Start of SUPPLIED MATERIAL

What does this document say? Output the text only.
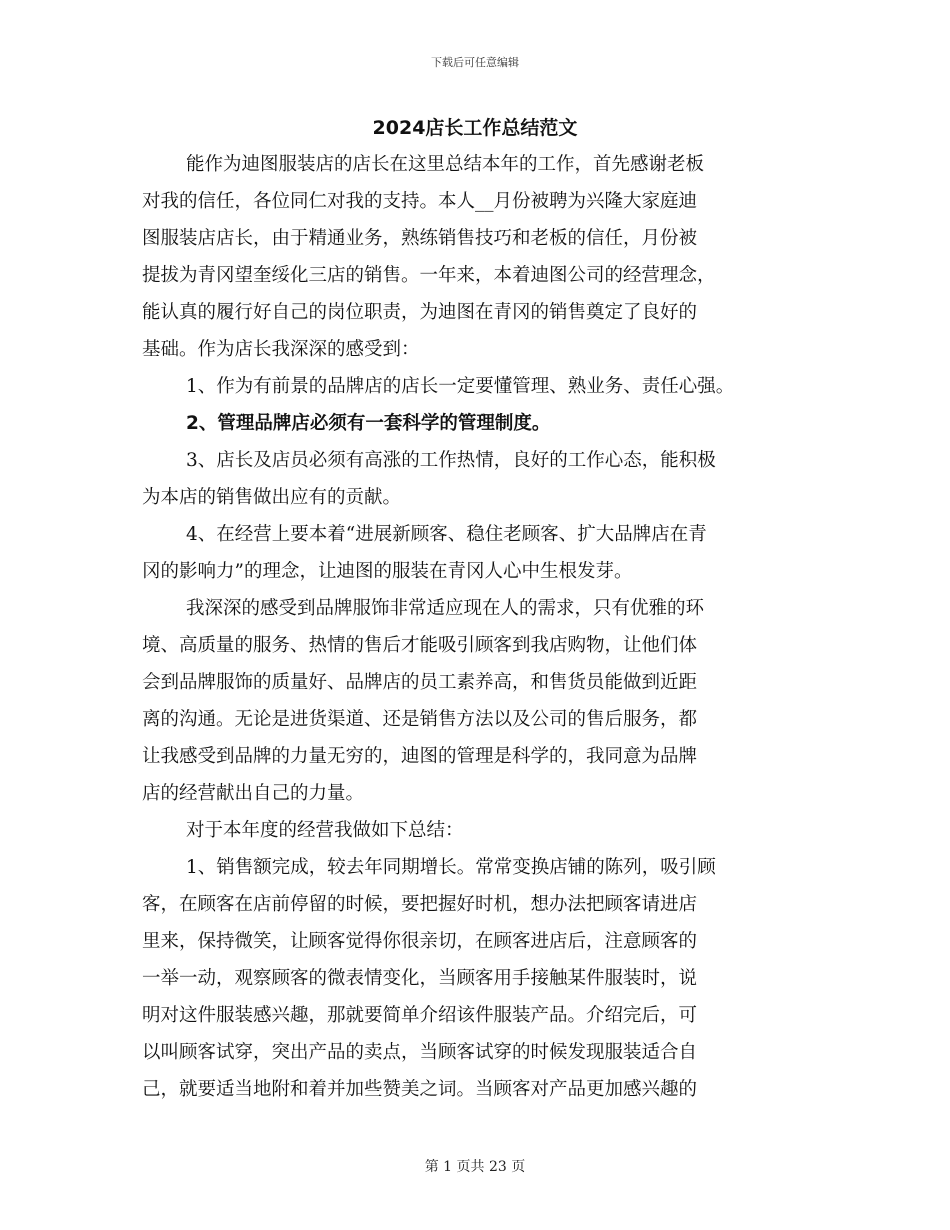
下载后可任意编辑
2024店长工作总结范文
能作为迪图服装店的店长在这里总结本年的工作，首先感谢老板
对我的信任，各位同仁对我的支持。本人__月份被聘为兴隆大家庭迪
图服装店店长，由于精通业务，熟练销售技巧和老板的信任，月份被
提拔为青冈望奎绥化三店的销售。一年来，本着迪图公司的经营理念，
能认真的履行好自己的岗位职责，为迪图在青冈的销售奠定了良好的
基础。作为店长我深深的感受到：
1、作为有前景的品牌店的店长一定要懂管理、熟业务、责任心强。
2、管理品牌店必须有一套科学的管理制度。
3、店长及店员必须有高涨的工作热情，良好的工作心态，能积极
为本店的销售做出应有的贡献。
4、在经营上要本着“进展新顾客、稳住老顾客、扩大品牌店在青
冈的影响力”的理念，让迪图的服装在青冈人心中生根发芽。
我深深的感受到品牌服饰非常适应现在人的需求，只有优雅的环
境、高质量的服务、热情的售后才能吸引顾客到我店购物，让他们体
会到品牌服饰的质量好、品牌店的员工素养高，和售货员能做到近距
离的沟通。无论是进货渠道、还是销售方法以及公司的售后服务，都
让我感受到品牌的力量无穷的，迪图的管理是科学的，我同意为品牌
店的经营献出自己的力量。
对于本年度的经营我做如下总结：
1、销售额完成，较去年同期增长。常常变换店铺的陈列，吸引顾
客，在顾客在店前停留的时候，要把握好时机，想办法把顾客请进店
里来，保持微笑，让顾客觉得你很亲切，在顾客进店后，注意顾客的
一举一动，观察顾客的微表情变化，当顾客用手接触某件服装时，说
明对这件服装感兴趣，那就要简单介绍该件服装产品。介绍完后，可
以叫顾客试穿，突出产品的卖点，当顾客试穿的时候发现服装适合自
己，就要适当地附和着并加些赞美之词。当顾客对产品更加感兴趣的
第 1 页共 23 页
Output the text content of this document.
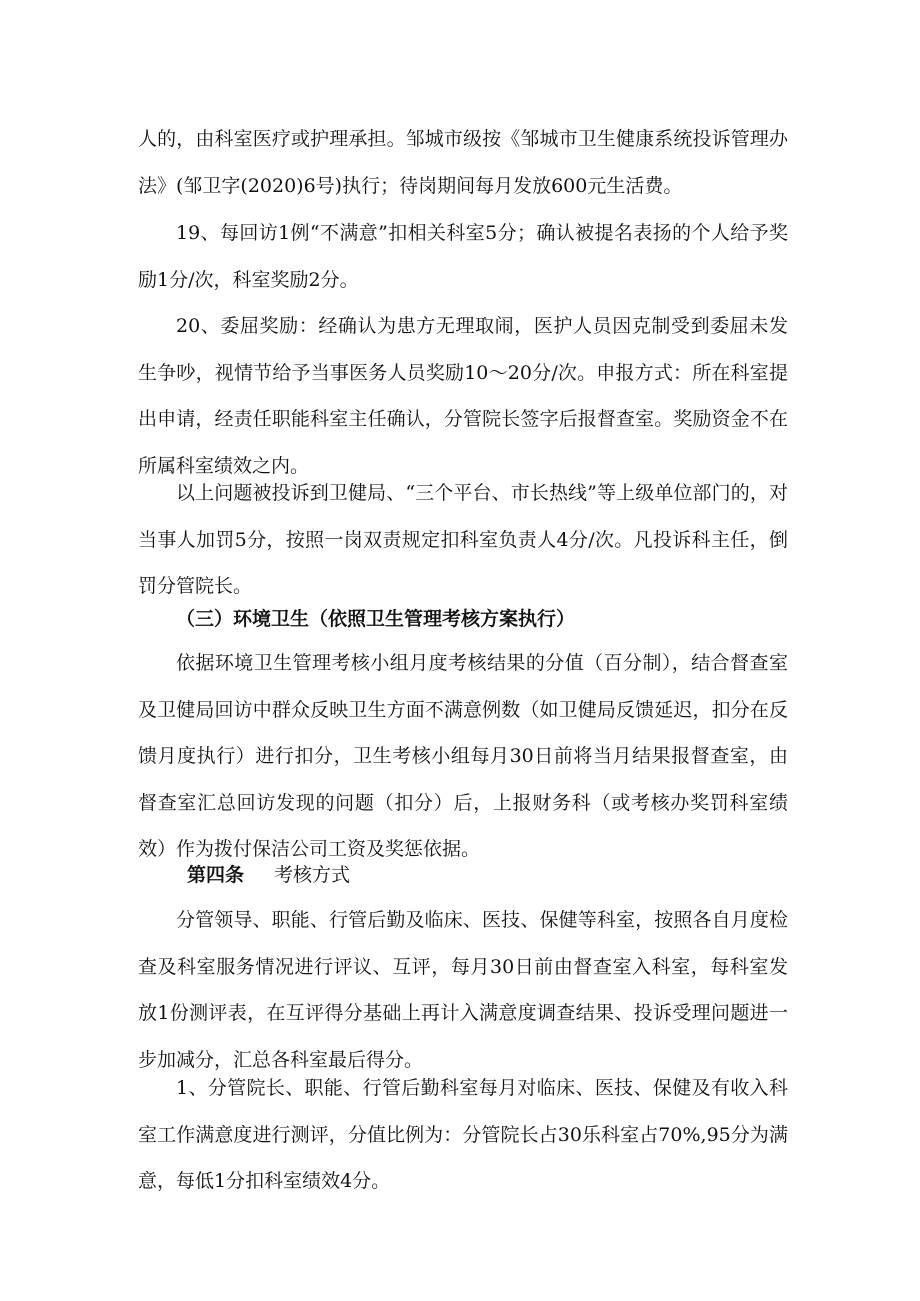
人的，由科室医疗或护理承担。邹城市级按《邹城市卫生健康系统投诉管理办法》(邹卫字(2020)6号)执行；待岗期间每月发放600元生活费。

19、每回访1例“不满意”扣相关科室5分；确认被提名表扬的个人给予奖励1分/次，科室奖励2分。

20、委屈奖励：经确认为患方无理取闹，医护人员因克制受到委屈未发生争吵，视情节给予当事医务人员奖励10～20分/次。申报方式：所在科室提出申请，经责任职能科室主任确认，分管院长签字后报督查室。奖励资金不在所属科室绩效之内。

以上问题被投诉到卫健局、“三个平台、市长热线”等上级单位部门的，对当事人加罚5分，按照一岗双责规定扣科室负责人4分/次。凡投诉科主任，倒罚分管院长。

（三）环境卫生（依照卫生管理考核方案执行）

依据环境卫生管理考核小组月度考核结果的分值（百分制），结合督查室及卫健局回访中群众反映卫生方面不满意例数（如卫健局反馈延迟，扣分在反馈月度执行）进行扣分，卫生考核小组每月30日前将当月结果报督查室，由督查室汇总回访发现的问题（扣分）后，上报财务科（或考核办奖罚科室绩效）作为拨付保洁公司工资及奖惩依据。

第四条 考核方式

分管领导、职能、行管后勤及临床、医技、保健等科室，按照各自月度检查及科室服务情况进行评议、互评，每月30日前由督查室入科室，每科室发放1份测评表，在互评得分基础上再计入满意度调查结果、投诉受理问题进一步加减分，汇总各科室最后得分。

1、分管院长、职能、行管后勤科室每月对临床、医技、保健及有收入科室工作满意度进行测评，分值比例为：分管院长占30乐科室占70%,95分为满意，每低1分扣科室绩效4分。
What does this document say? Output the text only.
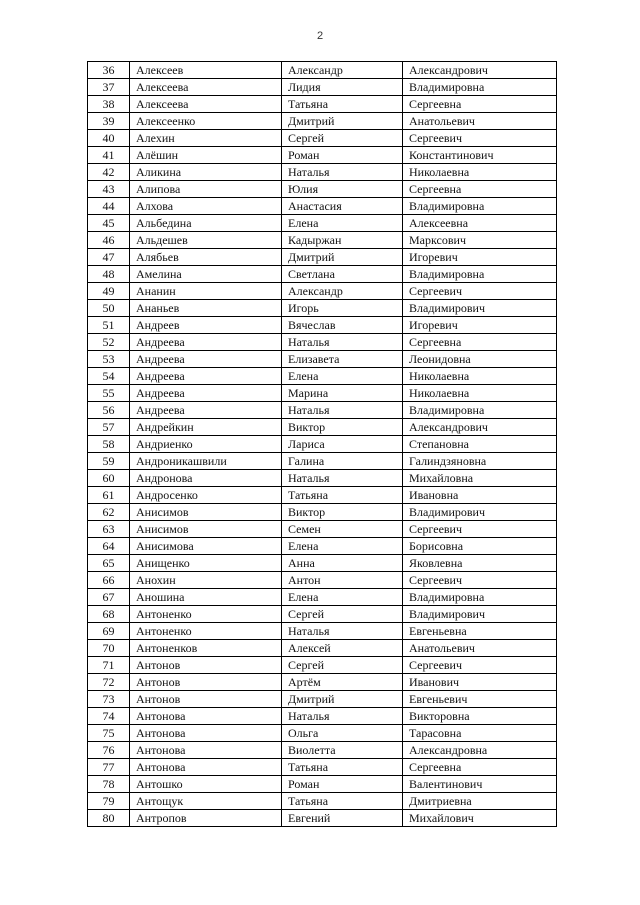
2
36	Алексеев	Александр	Александрович
37	Алексеева	Лидия	Владимировна
38	Алексеева	Татьяна	Сергеевна
39	Алексеенко	Дмитрий	Анатольевич
40	Алехин	Сергей	Сергеевич
41	Алёшин	Роман	Константинович
42	Аликина	Наталья	Николаевна
43	Алипова	Юлия	Сергеевна
44	Алхова	Анастасия	Владимировна
45	Альбедина	Елена	Алексеевна
46	Альдешев	Кадыржан	Марксович
47	Алябьев	Дмитрий	Игоревич
48	Амелина	Светлана	Владимировна
49	Ананин	Александр	Сергеевич
50	Ананьев	Игорь	Владимирович
51	Андреев	Вячеслав	Игоревич
52	Андреева	Наталья	Сергеевна
53	Андреева	Елизавета	Леонидовна
54	Андреева	Елена	Николаевна
55	Андреева	Марина	Николаевна
56	Андреева	Наталья	Владимировна
57	Андрейкин	Виктор	Александрович
58	Андриенко	Лариса	Степановна
59	Андроникашвили	Галина	Галиндзяновна
60	Андронова	Наталья	Михайловна
61	Андросенко	Татьяна	Ивановна
62	Анисимов	Виктор	Владимирович
63	Анисимов	Семен	Сергеевич
64	Анисимова	Елена	Борисовна
65	Анищенко	Анна	Яковлевна
66	Анохин	Антон	Сергеевич
67	Аношина	Елена	Владимировна
68	Антоненко	Сергей	Владимирович
69	Антоненко	Наталья	Евгеньевна
70	Антоненков	Алексей	Анатольевич
71	Антонов	Сергей	Сергеевич
72	Антонов	Артём	Иванович
73	Антонов	Дмитрий	Евгеньевич
74	Антонова	Наталья	Викторовна
75	Антонова	Ольга	Тарасовна
76	Антонова	Виолетта	Александровна
77	Антонова	Татьяна	Сергеевна
78	Антошко	Роман	Валентинович
79	Антощук	Татьяна	Дмитриевна
80	Антропов	Евгений	Михайлович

End of SUPPLIED MATERIAL

_WHAT THE TASK REQUIRES:_ Quote each entry above verbatim and drop the pictures.

_SOLUTION:_
What does this document say? Output the text only.
下载后可任意编辑
2024店长工作总结范文
能作为迪图服装店的店长在这里总结本年的工作，首先感谢老板
对我的信任，各位同仁对我的支持。本人__月份被聘为兴隆大家庭迪
图服装店店长，由于精通业务，熟练销售技巧和老板的信任，月份被
提拔为青冈望奎绥化三店的销售。一年来，本着迪图公司的经营理念，
能认真的履行好自己的岗位职责，为迪图在青冈的销售奠定了良好的
基础。作为店长我深深的感受到：
1、作为有前景的品牌店的店长一定要懂管理、熟业务、责任心强。
2、管理品牌店必须有一套科学的管理制度。
3、店长及店员必须有高涨的工作热情，良好的工作心态，能积极
为本店的销售做出应有的贡献。
4、在经营上要本着“进展新顾客、稳住老顾客、扩大品牌店在青
冈的影响力”的理念，让迪图的服装在青冈人心中生根发芽。
我深深的感受到品牌服饰非常适应现在人的需求，只有优雅的环
境、高质量的服务、热情的售后才能吸引顾客到我店购物，让他们体
会到品牌服饰的质量好、品牌店的员工素养高，和售货员能做到近距
离的沟通。无论是进货渠道、还是销售方法以及公司的售后服务，都
让我感受到品牌的力量无穷的，迪图的管理是科学的，我同意为品牌
店的经营献出自己的力量。
对于本年度的经营我做如下总结：
1、销售额完成，较去年同期增长。常常变换店铺的陈列，吸引顾
客，在顾客在店前停留的时候，要把握好时机，想办法把顾客请进店
里来，保持微笑，让顾客觉得你很亲切，在顾客进店后，注意顾客的
一举一动，观察顾客的微表情变化，当顾客用手接触某件服装时，说
明对这件服装感兴趣，那就要简单介绍该件服装产品。介绍完后，可
以叫顾客试穿，突出产品的卖点，当顾客试穿的时候发现服装适合自
己，就要适当地附和着并加些赞美之词。当顾客对产品更加感兴趣的
第 1 页共 23 页
Output the text content of this document.
人的，由科室医疗或护理承担。邹城市级按《邹城市卫生健康系统投诉管理办法》(邹卫字(2020)6号)执行；待岗期间每月发放600元生活费。

19、每回访1例“不满意”扣相关科室5分；确认被提名表扬的个人给予奖励1分/次，科室奖励2分。

20、委屈奖励：经确认为患方无理取闹，医护人员因克制受到委屈未发生争吵，视情节给予当事医务人员奖励10～20分/次。申报方式：所在科室提出申请，经责任职能科室主任确认，分管院长签字后报督查室。奖励资金不在所属科室绩效之内。

以上问题被投诉到卫健局、“三个平台、市长热线”等上级单位部门的，对当事人加罚5分，按照一岗双责规定扣科室负责人4分/次。凡投诉科主任，倒罚分管院长。

（三）环境卫生（依照卫生管理考核方案执行）

依据环境卫生管理考核小组月度考核结果的分值（百分制），结合督查室及卫健局回访中群众反映卫生方面不满意例数（如卫健局反馈延迟，扣分在反馈月度执行）进行扣分，卫生考核小组每月30日前将当月结果报督查室，由督查室汇总回访发现的问题（扣分）后，上报财务科（或考核办奖罚科室绩效）作为拨付保洁公司工资及奖惩依据。

第四条 考核方式

分管领导、职能、行管后勤及临床、医技、保健等科室，按照各自月度检查及科室服务情况进行评议、互评，每月30日前由督查室入科室，每科室发放1份测评表，在互评得分基础上再计入满意度调查结果、投诉受理问题进一步加减分，汇总各科室最后得分。

1、分管院长、职能、行管后勤科室每月对临床、医技、保健及有收入科室工作满意度进行测评，分值比例为：分管院长占30乐科室占70%,95分为满意，每低1分扣科室绩效4分。
What does this document say? Output the text only.
2
36	Алексеев	Александр	Александрович
37	Алексеева	Лидия	Владимировна
38	Алексеева	Татьяна	Сергеевна
39	Алексеенко	Дмитрий	Анатольевич
40	Алехин	Сергей	Сергеевич
41	Алёшин	Роман	Константинович
42	Аликина	Наталья	Николаевна
43	Алипова	Юлия	Сергеевна
44	Алхова	Анастасия	Владимировна
45	Альбедина	Елена	Алексеевна
46	Альдешев	Кадыржан	Марксович
47	Алябьев	Дмитрий	Игоревич
48	Амелина	Светлана	Владимировна
49	Ананин	Александр	Сергеевич
50	Ананьев	Игорь	Владимирович
51	Андреев	Вячеслав	Игоревич
52	Андреева	Наталья	Сергеевна
53	Андреева	Елизавета	Леонидовна
54	Андреева	Елена	Николаевна
55	Андреева	Марина	Николаевна
56	Андреева	Наталья	Владимировна
57	Андрейкин	Виктор	Александрович
58	Андриенко	Лариса	Степановна
59	Андроникашвили	Галина	Галиндзяновна
60	Андронова	Наталья	Михайловна
61	Андросенко	Татьяна	Ивановна
62	Анисимов	Виктор	Владимирович
63	Анисимов	Семен	Сергеевич
64	Анисимова	Елена	Борисовна
65	Анищенко	Анна	Яковлевна
66	Анохин	Антон	Сергеевич
67	Аношина	Елена	Владимировна
68	Антоненко	Сергей	Владимирович
69	Антоненко	Наталья	Евгеньевна
70	Антоненков	Алексей	Анатольевич
71	Антонов	Сергей	Сергеевич
72	Антонов	Артём	Иванович
73	Антонов	Дмитрий	Евгеньевич
74	Антонова	Наталья	Викторовна
75	Антонова	Ольга	Тарасовна
76	Антонова	Виолетта	Александровна
77	Антонова	Татьяна	Сергеевна
78	Антошко	Роман	Валентинович
79	Антощук	Татьяна	Дмитриевна
80	Антропов	Евгений	Михайлович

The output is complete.